# [INPUT]
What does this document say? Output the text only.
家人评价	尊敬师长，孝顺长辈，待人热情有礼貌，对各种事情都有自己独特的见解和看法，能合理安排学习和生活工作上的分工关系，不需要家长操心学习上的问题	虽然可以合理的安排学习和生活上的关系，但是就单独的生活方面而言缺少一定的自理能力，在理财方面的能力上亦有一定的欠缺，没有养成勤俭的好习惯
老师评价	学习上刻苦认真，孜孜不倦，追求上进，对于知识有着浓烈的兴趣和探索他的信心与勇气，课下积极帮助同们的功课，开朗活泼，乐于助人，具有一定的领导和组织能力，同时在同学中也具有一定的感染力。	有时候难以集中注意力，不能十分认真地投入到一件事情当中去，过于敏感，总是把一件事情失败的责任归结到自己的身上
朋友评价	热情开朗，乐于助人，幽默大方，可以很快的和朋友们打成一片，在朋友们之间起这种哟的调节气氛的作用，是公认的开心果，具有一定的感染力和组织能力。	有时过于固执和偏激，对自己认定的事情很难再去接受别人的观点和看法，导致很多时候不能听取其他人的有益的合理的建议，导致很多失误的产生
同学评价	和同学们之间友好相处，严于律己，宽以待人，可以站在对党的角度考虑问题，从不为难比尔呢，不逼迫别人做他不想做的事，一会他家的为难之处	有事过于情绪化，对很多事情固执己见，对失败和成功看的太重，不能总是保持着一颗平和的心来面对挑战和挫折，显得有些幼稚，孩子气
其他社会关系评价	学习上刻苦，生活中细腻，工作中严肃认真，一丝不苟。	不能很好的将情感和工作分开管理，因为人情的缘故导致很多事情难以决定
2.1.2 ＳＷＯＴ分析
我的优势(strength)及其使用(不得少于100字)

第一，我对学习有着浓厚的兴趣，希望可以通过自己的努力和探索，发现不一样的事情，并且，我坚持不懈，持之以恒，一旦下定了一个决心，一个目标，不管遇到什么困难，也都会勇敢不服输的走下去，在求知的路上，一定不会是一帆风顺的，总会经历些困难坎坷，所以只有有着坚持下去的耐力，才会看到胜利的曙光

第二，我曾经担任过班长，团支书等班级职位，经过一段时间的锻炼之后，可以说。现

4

# [TASK GOAL]
Copy out the whole listing exactly as written.

# [COMPLETED TASK]
What does this document say? Output the text only.
家人评价	尊敬师长，孝顺长辈，待人热情有礼貌，对各种事情都有自己独特的见解和看法，能合理安排学习和生活工作上的分工关系，不需要家长操心学习上的问题	虽然可以合理的安排学习和生活上的关系，但是就单独的生活方面而言缺少一定的自理能力，在理财方面的能力上亦有一定的欠缺，没有养成勤俭的好习惯
老师评价	学习上刻苦认真，孜孜不倦，追求上进，对于知识有着浓烈的兴趣和探索他的信心与勇气，课下积极帮助同们的功课，开朗活泼，乐于助人，具有一定的领导和组织能力，同时在同学中也具有一定的感染力。	有时候难以集中注意力，不能十分认真地投入到一件事情当中去，过于敏感，总是把一件事情失败的责任归结到自己的身上
朋友评价	热情开朗，乐于助人，幽默大方，可以很快的和朋友们打成一片，在朋友们之间起这种哟的调节气氛的作用，是公认的开心果，具有一定的感染力和组织能力。	有时过于固执和偏激，对自己认定的事情很难再去接受别人的观点和看法，导致很多时候不能听取其他人的有益的合理的建议，导致很多失误的产生
同学评价	和同学们之间友好相处，严于律己，宽以待人，可以站在对党的角度考虑问题，从不为难比尔呢，不逼迫别人做他不想做的事，一会他家的为难之处	有事过于情绪化，对很多事情固执己见，对失败和成功看的太重，不能总是保持着一颗平和的心来面对挑战和挫折，显得有些幼稚，孩子气
其他社会关系评价	学习上刻苦，生活中细腻，工作中严肃认真，一丝不苟。	不能很好的将情感和工作分开管理，因为人情的缘故导致很多事情难以决定
2.1.2 ＳＷＯＴ分析
我的优势(strength)及其使用(不得少于100字)

第一，我对学习有着浓厚的兴趣，希望可以通过自己的努力和探索，发现不一样的事情，并且，我坚持不懈，持之以恒，一旦下定了一个决心，一个目标，不管遇到什么困难，也都会勇敢不服输的走下去，在求知的路上，一定不会是一帆风顺的，总会经历些困难坎坷，所以只有有着坚持下去的耐力，才会看到胜利的曙光

第二，我曾经担任过班长，团支书等班级职位，经过一段时间的锻炼之后，可以说。现

4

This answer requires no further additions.